==== DATA SECTION
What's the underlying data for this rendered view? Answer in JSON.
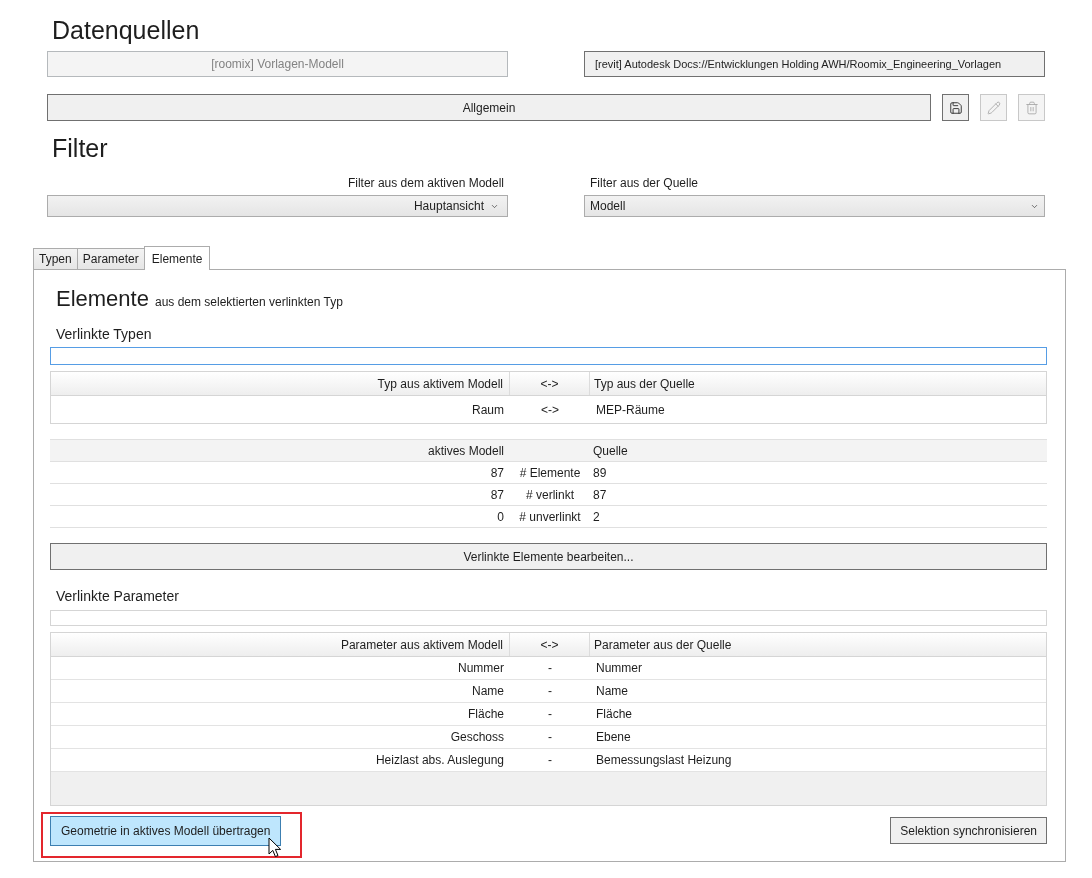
{
  "data_sources": {
    "title": "Datenquellen",
    "active_model": {
      "label": "[roomix] Vorlagen-Modell",
      "disabled": true
    },
    "source_model": {
      "label": "[revit] Autodesk Docs://Entwicklungen Holding AWH/Roomix_Engineering_Vorlagen",
      "disabled": false
    }
  },
  "profile": {
    "label": "Allgemein",
    "actions": [
      {
        "kind": "save",
        "disabled": false
      },
      {
        "kind": "edit",
        "disabled": true
      },
      {
        "kind": "delete",
        "disabled": true
      }
    ]
  },
  "filter": {
    "title": "Filter",
    "active": {
      "label": "Filter aus dem aktiven Modell",
      "value": "Hauptansicht"
    },
    "source": {
      "label": "Filter aus der Quelle",
      "value": "Modell"
    }
  },
  "tabs": [
    {
      "label": "Typen",
      "selected": false
    },
    {
      "label": "Parameter",
      "selected": false
    },
    {
      "label": "Elemente",
      "selected": true
    }
  ],
  "panel": {
    "title": "Elemente",
    "subtitle": "aus dem selektierten verlinkten Typ",
    "linked_types": {
      "title": "Verlinkte Typen",
      "search": {
        "focused": true
      },
      "columns": [
        "Typ aus aktivem Modell",
        "<->",
        "Typ aus der Quelle"
      ],
      "rows": [
        {
          "active": "Raum",
          "link": "<->",
          "source": "MEP-Räume"
        }
      ]
    },
    "counts": {
      "header": {
        "active": "aktives Modell",
        "source": "Quelle"
      },
      "rows": [
        {
          "active": "87",
          "label": "# Elemente",
          "source": "89"
        },
        {
          "active": "87",
          "label": "# verlinkt",
          "source": "87"
        },
        {
          "active": "0",
          "label": "# unverlinkt",
          "source": "2"
        }
      ]
    },
    "edit_button": {
      "label": "Verlinkte Elemente bearbeiten..."
    },
    "linked_parameters": {
      "title": "Verlinkte Parameter",
      "search": {
        "focused": false
      },
      "columns": [
        "Parameter aus aktivem Modell",
        "<->",
        "Parameter aus der Quelle"
      ],
      "rows": [
        {
          "active": "Nummer",
          "link": "-",
          "source": "Nummer"
        },
        {
          "active": "Name",
          "link": "-",
          "source": "Name"
        },
        {
          "active": "Fläche",
          "link": "-",
          "source": "Fläche"
        },
        {
          "active": "Geschoss",
          "link": "-",
          "source": "Ebene"
        },
        {
          "active": "Heizlast abs. Auslegung",
          "link": "-",
          "source": "Bemessungslast Heizung"
        }
      ]
    },
    "actions": [
      {
        "label": "Geometrie in aktives Modell übertragen",
        "hovered": true,
        "highlighted": true
      },
      {
        "label": "Selektion synchronisieren",
        "hovered": false,
        "highlighted": false
      }
    ]
  }
}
========
WHAT THE EXERCISE ASKS
Transcribe all the data word for word; the images stay out.

CORRECT RESULT
What's the underlying data for this rendered view? Answer in JSON.
{
  "data_sources": {
    "title": "Datenquellen",
    "active_model": {
      "label": "[roomix] Vorlagen-Modell",
      "disabled": true
    },
    "source_model": {
      "label": "[revit] Autodesk Docs://Entwicklungen Holding AWH/Roomix_Engineering_Vorlagen",
      "disabled": false
    }
  },
  "profile": {
    "label": "Allgemein",
    "actions": [
      {
        "kind": "save",
        "disabled": false
      },
      {
        "kind": "edit",
        "disabled": true
      },
      {
        "kind": "delete",
        "disabled": true
      }
    ]
  },
  "filter": {
    "title": "Filter",
    "active": {
      "label": "Filter aus dem aktiven Modell",
      "value": "Hauptansicht"
    },
    "source": {
      "label": "Filter aus der Quelle",
      "value": "Modell"
    }
  },
  "tabs": [
    {
      "label": "Typen",
      "selected": false
    },
    {
      "label": "Parameter",
      "selected": false
    },
    {
      "label": "Elemente",
      "selected": true
    }
  ],
  "panel": {
    "title": "Elemente",
    "subtitle": "aus dem selektierten verlinkten Typ",
    "linked_types": {
      "title": "Verlinkte Typen",
      "search": {
        "focused": true
      },
      "columns": [
        "Typ aus aktivem Modell",
        "<->",
        "Typ aus der Quelle"
      ],
      "rows": [
        {
          "active": "Raum",
          "link": "<->",
          "source": "MEP-Räume"
        }
      ]
    },
    "counts": {
      "header": {
        "active": "aktives Modell",
        "source": "Quelle"
      },
      "rows": [
        {
          "active": "87",
          "label": "# Elemente",
          "source": "89"
        },
        {
          "active": "87",
          "label": "# verlinkt",
          "source": "87"
        },
        {
          "active": "0",
          "label": "# unverlinkt",
          "source": "2"
        }
      ]
    },
    "edit_button": {
      "label": "Verlinkte Elemente bearbeiten..."
    },
    "linked_parameters": {
      "title": "Verlinkte Parameter",
      "search": {
        "focused": false
      },
      "columns": [
        "Parameter aus aktivem Modell",
        "<->",
        "Parameter aus der Quelle"
      ],
      "rows": [
        {
          "active": "Nummer",
          "link": "-",
          "source": "Nummer"
        },
        {
          "active": "Name",
          "link": "-",
          "source": "Name"
        },
        {
          "active": "Fläche",
          "link": "-",
          "source": "Fläche"
        },
        {
          "active": "Geschoss",
          "link": "-",
          "source": "Ebene"
        },
        {
          "active": "Heizlast abs. Auslegung",
          "link": "-",
          "source": "Bemessungslast Heizung"
        }
      ]
    },
    "actions": [
      {
        "label": "Geometrie in aktives Modell übertragen",
        "hovered": true,
        "highlighted": true
      },
      {
        "label": "Selektion synchronisieren",
        "hovered": false,
        "highlighted": false
      }
    ]
  }
}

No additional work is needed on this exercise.